• WHAT NEEDS TO BE DONE
Compile every line that includes the word "according".

• RECORDS SHOWN
________

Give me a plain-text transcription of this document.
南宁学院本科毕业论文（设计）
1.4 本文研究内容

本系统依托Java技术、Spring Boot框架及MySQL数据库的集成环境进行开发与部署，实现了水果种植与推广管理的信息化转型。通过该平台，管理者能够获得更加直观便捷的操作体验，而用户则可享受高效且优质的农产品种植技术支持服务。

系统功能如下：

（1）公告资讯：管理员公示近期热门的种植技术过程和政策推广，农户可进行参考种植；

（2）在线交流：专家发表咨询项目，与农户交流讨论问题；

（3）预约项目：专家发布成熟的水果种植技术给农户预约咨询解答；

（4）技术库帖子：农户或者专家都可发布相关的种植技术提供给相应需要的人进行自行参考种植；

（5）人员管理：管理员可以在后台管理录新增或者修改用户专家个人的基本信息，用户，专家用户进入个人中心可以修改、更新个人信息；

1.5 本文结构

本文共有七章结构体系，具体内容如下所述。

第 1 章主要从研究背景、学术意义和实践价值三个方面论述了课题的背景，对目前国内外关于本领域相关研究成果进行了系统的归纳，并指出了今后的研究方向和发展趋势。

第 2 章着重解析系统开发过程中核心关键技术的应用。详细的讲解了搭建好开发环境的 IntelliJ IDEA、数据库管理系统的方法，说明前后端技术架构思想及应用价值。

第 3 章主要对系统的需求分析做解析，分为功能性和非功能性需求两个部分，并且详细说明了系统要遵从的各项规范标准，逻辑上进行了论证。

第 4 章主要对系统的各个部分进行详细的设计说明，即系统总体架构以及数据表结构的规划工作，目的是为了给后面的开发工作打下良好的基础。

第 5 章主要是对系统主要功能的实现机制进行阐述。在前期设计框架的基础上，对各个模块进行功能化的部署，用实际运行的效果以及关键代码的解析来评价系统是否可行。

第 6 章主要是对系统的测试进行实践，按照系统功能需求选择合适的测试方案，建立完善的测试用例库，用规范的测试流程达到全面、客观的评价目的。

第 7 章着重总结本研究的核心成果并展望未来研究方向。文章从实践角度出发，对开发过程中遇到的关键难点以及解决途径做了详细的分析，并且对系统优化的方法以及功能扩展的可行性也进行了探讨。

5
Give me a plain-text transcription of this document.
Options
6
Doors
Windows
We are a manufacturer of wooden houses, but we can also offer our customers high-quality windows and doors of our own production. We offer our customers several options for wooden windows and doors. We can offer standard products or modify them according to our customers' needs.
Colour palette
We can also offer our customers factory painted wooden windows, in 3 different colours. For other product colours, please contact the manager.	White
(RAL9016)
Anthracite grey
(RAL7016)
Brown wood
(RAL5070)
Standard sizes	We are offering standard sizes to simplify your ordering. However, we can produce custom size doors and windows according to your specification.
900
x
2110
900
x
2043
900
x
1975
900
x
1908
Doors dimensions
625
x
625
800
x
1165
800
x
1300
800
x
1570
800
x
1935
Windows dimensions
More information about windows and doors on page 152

________

• REPLY
We are a manufacturer of wooden houses, but we can also offer our customers high-quality windows and doors of our own production. We offer our customers several options for wooden windows and doors. We can offer standard products or modify them according to our customers' needs.
Standard sizes	We are offering standard sizes to simplify your ordering. However, we can produce custom size doors and windows according to your specification.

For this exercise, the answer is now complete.